= Goal of the exercise =
From the listing below, select every line where the word "Ferd" appears.

** Start of Source data **

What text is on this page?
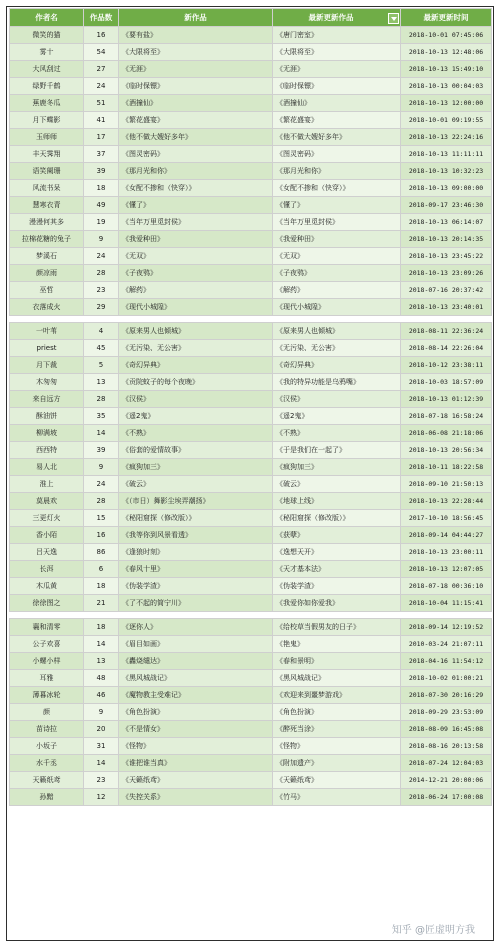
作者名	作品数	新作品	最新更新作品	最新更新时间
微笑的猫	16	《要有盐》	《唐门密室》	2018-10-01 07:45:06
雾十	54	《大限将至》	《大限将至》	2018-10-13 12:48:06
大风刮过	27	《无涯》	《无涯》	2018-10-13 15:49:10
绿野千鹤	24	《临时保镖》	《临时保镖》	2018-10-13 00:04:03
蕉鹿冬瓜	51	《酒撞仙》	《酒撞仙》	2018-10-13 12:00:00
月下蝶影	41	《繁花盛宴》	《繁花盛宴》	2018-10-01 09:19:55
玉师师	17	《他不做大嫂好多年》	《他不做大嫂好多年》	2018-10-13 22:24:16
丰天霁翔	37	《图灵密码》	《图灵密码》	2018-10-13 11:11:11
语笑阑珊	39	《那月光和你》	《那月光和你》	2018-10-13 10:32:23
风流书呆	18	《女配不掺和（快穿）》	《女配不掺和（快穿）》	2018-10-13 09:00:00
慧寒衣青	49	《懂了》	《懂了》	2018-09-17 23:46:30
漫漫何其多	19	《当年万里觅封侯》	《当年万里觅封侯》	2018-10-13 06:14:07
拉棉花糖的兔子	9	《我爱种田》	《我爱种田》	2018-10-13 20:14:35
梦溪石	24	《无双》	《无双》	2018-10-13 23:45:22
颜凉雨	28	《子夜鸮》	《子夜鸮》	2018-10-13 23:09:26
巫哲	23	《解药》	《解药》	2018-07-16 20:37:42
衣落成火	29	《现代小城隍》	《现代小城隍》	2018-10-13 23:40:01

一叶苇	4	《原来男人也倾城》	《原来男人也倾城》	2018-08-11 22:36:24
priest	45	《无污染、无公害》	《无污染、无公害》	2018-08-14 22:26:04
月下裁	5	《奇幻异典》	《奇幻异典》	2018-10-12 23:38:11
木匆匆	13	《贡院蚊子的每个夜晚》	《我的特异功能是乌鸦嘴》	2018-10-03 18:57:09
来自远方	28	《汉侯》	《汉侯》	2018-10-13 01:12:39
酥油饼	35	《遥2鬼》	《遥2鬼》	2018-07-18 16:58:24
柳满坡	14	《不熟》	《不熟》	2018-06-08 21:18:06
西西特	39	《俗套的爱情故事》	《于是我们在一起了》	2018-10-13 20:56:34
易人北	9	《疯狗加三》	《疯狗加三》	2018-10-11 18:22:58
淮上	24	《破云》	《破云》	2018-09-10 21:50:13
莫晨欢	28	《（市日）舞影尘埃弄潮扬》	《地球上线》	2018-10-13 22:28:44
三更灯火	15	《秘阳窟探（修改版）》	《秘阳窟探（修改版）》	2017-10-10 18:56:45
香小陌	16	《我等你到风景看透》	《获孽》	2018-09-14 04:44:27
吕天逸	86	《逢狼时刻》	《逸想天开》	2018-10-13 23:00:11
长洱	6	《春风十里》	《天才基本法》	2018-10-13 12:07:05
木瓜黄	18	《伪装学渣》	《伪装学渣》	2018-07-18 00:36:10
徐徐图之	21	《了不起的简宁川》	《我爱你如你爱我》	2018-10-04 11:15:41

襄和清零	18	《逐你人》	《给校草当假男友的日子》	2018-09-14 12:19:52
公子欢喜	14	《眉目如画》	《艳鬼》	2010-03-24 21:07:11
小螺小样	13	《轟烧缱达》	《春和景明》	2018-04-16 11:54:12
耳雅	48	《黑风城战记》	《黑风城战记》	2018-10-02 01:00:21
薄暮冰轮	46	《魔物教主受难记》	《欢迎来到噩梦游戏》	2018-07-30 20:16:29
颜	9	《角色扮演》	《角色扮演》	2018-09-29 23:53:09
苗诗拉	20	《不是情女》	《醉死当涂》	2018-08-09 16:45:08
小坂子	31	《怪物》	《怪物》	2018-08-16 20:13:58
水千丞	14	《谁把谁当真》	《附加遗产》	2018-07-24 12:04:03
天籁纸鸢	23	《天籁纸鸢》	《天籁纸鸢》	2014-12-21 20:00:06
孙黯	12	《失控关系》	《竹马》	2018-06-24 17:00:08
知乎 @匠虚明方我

** End of Source data **
** Start of Source data **

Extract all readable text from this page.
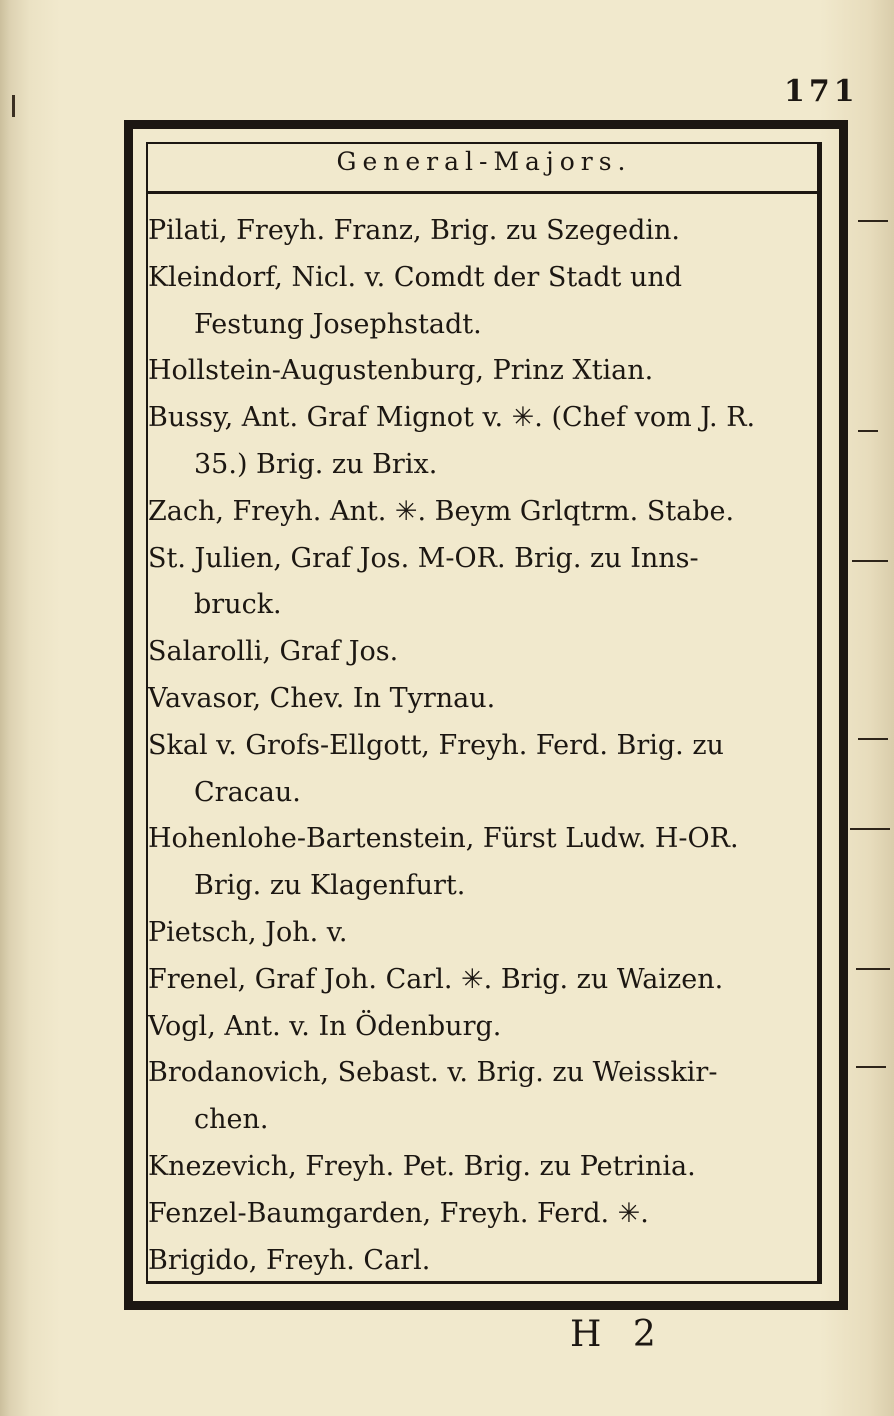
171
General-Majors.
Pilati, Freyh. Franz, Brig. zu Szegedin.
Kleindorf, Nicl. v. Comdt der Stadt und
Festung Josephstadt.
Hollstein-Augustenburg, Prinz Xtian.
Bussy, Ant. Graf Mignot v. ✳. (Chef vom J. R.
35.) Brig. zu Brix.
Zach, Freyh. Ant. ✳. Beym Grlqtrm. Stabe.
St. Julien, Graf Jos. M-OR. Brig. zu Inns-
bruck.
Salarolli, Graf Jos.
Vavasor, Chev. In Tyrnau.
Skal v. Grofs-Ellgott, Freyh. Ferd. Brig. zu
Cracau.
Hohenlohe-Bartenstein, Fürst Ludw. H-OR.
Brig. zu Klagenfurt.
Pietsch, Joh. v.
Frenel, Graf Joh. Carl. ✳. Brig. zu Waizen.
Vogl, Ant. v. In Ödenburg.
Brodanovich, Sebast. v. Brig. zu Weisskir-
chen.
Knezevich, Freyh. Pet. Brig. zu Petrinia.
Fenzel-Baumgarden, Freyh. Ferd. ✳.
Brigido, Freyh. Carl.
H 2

** End of Source data **

= Correct answer =
Skal v. Grofs-Ellgott, Freyh. Ferd. Brig. zu
Fenzel-Baumgarden, Freyh. Ferd. ✳.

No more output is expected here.